▶ [Written problem]: Transcribe all records exactly.

▶ [Records supplied]:
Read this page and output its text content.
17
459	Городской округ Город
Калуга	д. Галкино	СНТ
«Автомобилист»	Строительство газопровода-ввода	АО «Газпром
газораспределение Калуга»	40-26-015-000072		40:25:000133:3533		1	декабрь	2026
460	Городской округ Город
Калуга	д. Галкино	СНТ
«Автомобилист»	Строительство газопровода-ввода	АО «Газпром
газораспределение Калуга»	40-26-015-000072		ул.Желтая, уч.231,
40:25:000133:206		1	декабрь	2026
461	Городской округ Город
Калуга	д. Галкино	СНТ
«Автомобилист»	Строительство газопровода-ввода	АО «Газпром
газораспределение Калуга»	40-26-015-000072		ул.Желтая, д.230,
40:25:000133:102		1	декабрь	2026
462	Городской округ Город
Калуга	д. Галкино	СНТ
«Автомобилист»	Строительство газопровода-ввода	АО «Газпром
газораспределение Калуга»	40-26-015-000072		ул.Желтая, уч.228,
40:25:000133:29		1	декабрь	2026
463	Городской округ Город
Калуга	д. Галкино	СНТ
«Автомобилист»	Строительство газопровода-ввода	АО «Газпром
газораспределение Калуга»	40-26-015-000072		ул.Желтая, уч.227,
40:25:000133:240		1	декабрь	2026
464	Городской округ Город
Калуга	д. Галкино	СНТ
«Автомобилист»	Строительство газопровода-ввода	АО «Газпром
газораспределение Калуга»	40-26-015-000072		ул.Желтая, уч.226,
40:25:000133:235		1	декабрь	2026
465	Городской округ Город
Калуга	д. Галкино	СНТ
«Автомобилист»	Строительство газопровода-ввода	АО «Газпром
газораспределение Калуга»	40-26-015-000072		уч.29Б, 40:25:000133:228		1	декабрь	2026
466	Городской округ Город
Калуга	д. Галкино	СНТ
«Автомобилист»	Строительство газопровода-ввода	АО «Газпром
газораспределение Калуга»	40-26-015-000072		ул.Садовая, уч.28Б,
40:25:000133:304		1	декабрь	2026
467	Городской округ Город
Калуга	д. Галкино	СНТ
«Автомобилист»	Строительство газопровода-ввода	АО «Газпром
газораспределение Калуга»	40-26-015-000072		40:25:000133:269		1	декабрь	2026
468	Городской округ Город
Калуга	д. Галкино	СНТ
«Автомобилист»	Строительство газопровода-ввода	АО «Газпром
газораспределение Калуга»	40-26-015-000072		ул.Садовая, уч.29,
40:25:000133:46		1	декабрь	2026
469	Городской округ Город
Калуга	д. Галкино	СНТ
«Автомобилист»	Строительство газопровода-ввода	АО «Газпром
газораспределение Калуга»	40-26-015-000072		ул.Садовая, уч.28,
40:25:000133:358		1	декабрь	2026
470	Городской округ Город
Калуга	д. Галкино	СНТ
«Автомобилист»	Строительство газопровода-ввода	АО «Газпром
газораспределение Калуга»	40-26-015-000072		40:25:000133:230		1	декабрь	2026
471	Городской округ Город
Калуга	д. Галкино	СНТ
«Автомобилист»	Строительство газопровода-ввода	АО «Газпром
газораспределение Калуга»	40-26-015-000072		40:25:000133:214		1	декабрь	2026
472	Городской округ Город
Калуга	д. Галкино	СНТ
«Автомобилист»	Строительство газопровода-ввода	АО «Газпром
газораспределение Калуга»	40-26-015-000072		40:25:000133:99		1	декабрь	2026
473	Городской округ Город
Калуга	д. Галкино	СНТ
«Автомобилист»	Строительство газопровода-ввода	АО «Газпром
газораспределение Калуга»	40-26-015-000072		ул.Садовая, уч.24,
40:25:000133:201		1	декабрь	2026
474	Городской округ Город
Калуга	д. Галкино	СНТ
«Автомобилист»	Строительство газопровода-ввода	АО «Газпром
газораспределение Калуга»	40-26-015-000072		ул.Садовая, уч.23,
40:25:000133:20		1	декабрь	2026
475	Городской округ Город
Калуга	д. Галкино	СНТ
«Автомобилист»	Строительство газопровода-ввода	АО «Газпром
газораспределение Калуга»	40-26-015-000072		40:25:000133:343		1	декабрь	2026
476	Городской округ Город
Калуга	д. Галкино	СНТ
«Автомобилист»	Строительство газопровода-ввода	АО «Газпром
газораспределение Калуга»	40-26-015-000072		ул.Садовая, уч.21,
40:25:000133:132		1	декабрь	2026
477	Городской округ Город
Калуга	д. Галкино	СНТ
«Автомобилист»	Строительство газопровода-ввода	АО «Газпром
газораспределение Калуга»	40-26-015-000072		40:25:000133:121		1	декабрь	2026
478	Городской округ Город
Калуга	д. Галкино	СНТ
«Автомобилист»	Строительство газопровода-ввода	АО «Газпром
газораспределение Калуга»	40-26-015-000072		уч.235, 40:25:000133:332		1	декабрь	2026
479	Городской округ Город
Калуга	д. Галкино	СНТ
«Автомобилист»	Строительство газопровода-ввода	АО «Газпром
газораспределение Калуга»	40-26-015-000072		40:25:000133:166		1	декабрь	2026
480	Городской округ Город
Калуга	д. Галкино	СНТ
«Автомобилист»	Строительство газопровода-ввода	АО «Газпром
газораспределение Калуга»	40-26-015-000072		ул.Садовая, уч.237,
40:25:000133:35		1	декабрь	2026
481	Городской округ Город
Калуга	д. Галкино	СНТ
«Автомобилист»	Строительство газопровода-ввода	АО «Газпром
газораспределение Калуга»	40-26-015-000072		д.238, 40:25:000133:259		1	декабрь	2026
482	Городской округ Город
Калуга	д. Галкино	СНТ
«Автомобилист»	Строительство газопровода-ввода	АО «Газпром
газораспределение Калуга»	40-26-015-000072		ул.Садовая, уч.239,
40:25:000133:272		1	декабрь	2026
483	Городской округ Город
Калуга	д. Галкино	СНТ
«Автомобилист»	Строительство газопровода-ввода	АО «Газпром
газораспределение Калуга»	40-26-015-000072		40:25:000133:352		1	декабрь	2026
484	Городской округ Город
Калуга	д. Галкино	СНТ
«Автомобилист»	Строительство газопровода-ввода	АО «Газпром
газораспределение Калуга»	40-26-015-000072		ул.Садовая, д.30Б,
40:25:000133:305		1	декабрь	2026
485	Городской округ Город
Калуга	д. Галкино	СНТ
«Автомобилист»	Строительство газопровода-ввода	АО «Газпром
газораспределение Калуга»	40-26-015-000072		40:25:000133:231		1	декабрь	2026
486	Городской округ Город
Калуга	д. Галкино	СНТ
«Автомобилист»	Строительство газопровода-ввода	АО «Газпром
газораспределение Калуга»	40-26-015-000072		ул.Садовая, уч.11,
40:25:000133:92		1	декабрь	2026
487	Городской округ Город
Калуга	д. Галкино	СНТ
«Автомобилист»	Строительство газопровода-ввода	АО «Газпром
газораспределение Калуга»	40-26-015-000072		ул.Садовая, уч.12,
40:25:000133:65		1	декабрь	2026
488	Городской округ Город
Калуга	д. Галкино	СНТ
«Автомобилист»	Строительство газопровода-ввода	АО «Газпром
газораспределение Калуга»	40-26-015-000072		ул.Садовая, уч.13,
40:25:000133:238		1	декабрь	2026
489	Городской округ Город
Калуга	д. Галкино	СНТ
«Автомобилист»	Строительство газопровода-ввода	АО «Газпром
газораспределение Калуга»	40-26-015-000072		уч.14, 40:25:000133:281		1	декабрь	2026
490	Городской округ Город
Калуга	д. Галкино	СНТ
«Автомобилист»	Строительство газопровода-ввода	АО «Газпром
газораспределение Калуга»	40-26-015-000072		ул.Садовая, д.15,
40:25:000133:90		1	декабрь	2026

▶ [Expected answer]:
Read this page and output its text content.
17
459	Городской округ Город
Калуга	д. Галкино	СНТ
«Автомобилист»	Строительство газопровода-ввода	АО «Газпром
газораспределение Калуга»	40-26-015-000072		40:25:000133:3533		1	декабрь	2026
460	Городской округ Город
Калуга	д. Галкино	СНТ
«Автомобилист»	Строительство газопровода-ввода	АО «Газпром
газораспределение Калуга»	40-26-015-000072		ул.Желтая, уч.231,
40:25:000133:206		1	декабрь	2026
461	Городской округ Город
Калуга	д. Галкино	СНТ
«Автомобилист»	Строительство газопровода-ввода	АО «Газпром
газораспределение Калуга»	40-26-015-000072		ул.Желтая, д.230,
40:25:000133:102		1	декабрь	2026
462	Городской округ Город
Калуга	д. Галкино	СНТ
«Автомобилист»	Строительство газопровода-ввода	АО «Газпром
газораспределение Калуга»	40-26-015-000072		ул.Желтая, уч.228,
40:25:000133:29		1	декабрь	2026
463	Городской округ Город
Калуга	д. Галкино	СНТ
«Автомобилист»	Строительство газопровода-ввода	АО «Газпром
газораспределение Калуга»	40-26-015-000072		ул.Желтая, уч.227,
40:25:000133:240		1	декабрь	2026
464	Городской округ Город
Калуга	д. Галкино	СНТ
«Автомобилист»	Строительство газопровода-ввода	АО «Газпром
газораспределение Калуга»	40-26-015-000072		ул.Желтая, уч.226,
40:25:000133:235		1	декабрь	2026
465	Городской округ Город
Калуга	д. Галкино	СНТ
«Автомобилист»	Строительство газопровода-ввода	АО «Газпром
газораспределение Калуга»	40-26-015-000072		уч.29Б, 40:25:000133:228		1	декабрь	2026
466	Городской округ Город
Калуга	д. Галкино	СНТ
«Автомобилист»	Строительство газопровода-ввода	АО «Газпром
газораспределение Калуга»	40-26-015-000072		ул.Садовая, уч.28Б,
40:25:000133:304		1	декабрь	2026
467	Городской округ Город
Калуга	д. Галкино	СНТ
«Автомобилист»	Строительство газопровода-ввода	АО «Газпром
газораспределение Калуга»	40-26-015-000072		40:25:000133:269		1	декабрь	2026
468	Городской округ Город
Калуга	д. Галкино	СНТ
«Автомобилист»	Строительство газопровода-ввода	АО «Газпром
газораспределение Калуга»	40-26-015-000072		ул.Садовая, уч.29,
40:25:000133:46		1	декабрь	2026
469	Городской округ Город
Калуга	д. Галкино	СНТ
«Автомобилист»	Строительство газопровода-ввода	АО «Газпром
газораспределение Калуга»	40-26-015-000072		ул.Садовая, уч.28,
40:25:000133:358		1	декабрь	2026
470	Городской округ Город
Калуга	д. Галкино	СНТ
«Автомобилист»	Строительство газопровода-ввода	АО «Газпром
газораспределение Калуга»	40-26-015-000072		40:25:000133:230		1	декабрь	2026
471	Городской округ Город
Калуга	д. Галкино	СНТ
«Автомобилист»	Строительство газопровода-ввода	АО «Газпром
газораспределение Калуга»	40-26-015-000072		40:25:000133:214		1	декабрь	2026
472	Городской округ Город
Калуга	д. Галкино	СНТ
«Автомобилист»	Строительство газопровода-ввода	АО «Газпром
газораспределение Калуга»	40-26-015-000072		40:25:000133:99		1	декабрь	2026
473	Городской округ Город
Калуга	д. Галкино	СНТ
«Автомобилист»	Строительство газопровода-ввода	АО «Газпром
газораспределение Калуга»	40-26-015-000072		ул.Садовая, уч.24,
40:25:000133:201		1	декабрь	2026
474	Городской округ Город
Калуга	д. Галкино	СНТ
«Автомобилист»	Строительство газопровода-ввода	АО «Газпром
газораспределение Калуга»	40-26-015-000072		ул.Садовая, уч.23,
40:25:000133:20		1	декабрь	2026
475	Городской округ Город
Калуга	д. Галкино	СНТ
«Автомобилист»	Строительство газопровода-ввода	АО «Газпром
газораспределение Калуга»	40-26-015-000072		40:25:000133:343		1	декабрь	2026
476	Городской округ Город
Калуга	д. Галкино	СНТ
«Автомобилист»	Строительство газопровода-ввода	АО «Газпром
газораспределение Калуга»	40-26-015-000072		ул.Садовая, уч.21,
40:25:000133:132		1	декабрь	2026
477	Городской округ Город
Калуга	д. Галкино	СНТ
«Автомобилист»	Строительство газопровода-ввода	АО «Газпром
газораспределение Калуга»	40-26-015-000072		40:25:000133:121		1	декабрь	2026
478	Городской округ Город
Калуга	д. Галкино	СНТ
«Автомобилист»	Строительство газопровода-ввода	АО «Газпром
газораспределение Калуга»	40-26-015-000072		уч.235, 40:25:000133:332		1	декабрь	2026
479	Городской округ Город
Калуга	д. Галкино	СНТ
«Автомобилист»	Строительство газопровода-ввода	АО «Газпром
газораспределение Калуга»	40-26-015-000072		40:25:000133:166		1	декабрь	2026
480	Городской округ Город
Калуга	д. Галкино	СНТ
«Автомобилист»	Строительство газопровода-ввода	АО «Газпром
газораспределение Калуга»	40-26-015-000072		ул.Садовая, уч.237,
40:25:000133:35		1	декабрь	2026
481	Городской округ Город
Калуга	д. Галкино	СНТ
«Автомобилист»	Строительство газопровода-ввода	АО «Газпром
газораспределение Калуга»	40-26-015-000072		д.238, 40:25:000133:259		1	декабрь	2026
482	Городской округ Город
Калуга	д. Галкино	СНТ
«Автомобилист»	Строительство газопровода-ввода	АО «Газпром
газораспределение Калуга»	40-26-015-000072		ул.Садовая, уч.239,
40:25:000133:272		1	декабрь	2026
483	Городской округ Город
Калуга	д. Галкино	СНТ
«Автомобилист»	Строительство газопровода-ввода	АО «Газпром
газораспределение Калуга»	40-26-015-000072		40:25:000133:352		1	декабрь	2026
484	Городской округ Город
Калуга	д. Галкино	СНТ
«Автомобилист»	Строительство газопровода-ввода	АО «Газпром
газораспределение Калуга»	40-26-015-000072		ул.Садовая, д.30Б,
40:25:000133:305		1	декабрь	2026
485	Городской округ Город
Калуга	д. Галкино	СНТ
«Автомобилист»	Строительство газопровода-ввода	АО «Газпром
газораспределение Калуга»	40-26-015-000072		40:25:000133:231		1	декабрь	2026
486	Городской округ Город
Калуга	д. Галкино	СНТ
«Автомобилист»	Строительство газопровода-ввода	АО «Газпром
газораспределение Калуга»	40-26-015-000072		ул.Садовая, уч.11,
40:25:000133:92		1	декабрь	2026
487	Городской округ Город
Калуга	д. Галкино	СНТ
«Автомобилист»	Строительство газопровода-ввода	АО «Газпром
газораспределение Калуга»	40-26-015-000072		ул.Садовая, уч.12,
40:25:000133:65		1	декабрь	2026
488	Городской округ Город
Калуга	д. Галкино	СНТ
«Автомобилист»	Строительство газопровода-ввода	АО «Газпром
газораспределение Калуга»	40-26-015-000072		ул.Садовая, уч.13,
40:25:000133:238		1	декабрь	2026
489	Городской округ Город
Калуга	д. Галкино	СНТ
«Автомобилист»	Строительство газопровода-ввода	АО «Газпром
газораспределение Калуга»	40-26-015-000072		уч.14, 40:25:000133:281		1	декабрь	2026
490	Городской округ Город
Калуга	д. Галкино	СНТ
«Автомобилист»	Строительство газопровода-ввода	АО «Газпром
газораспределение Калуга»	40-26-015-000072		ул.Садовая, д.15,
40:25:000133:90		1	декабрь	2026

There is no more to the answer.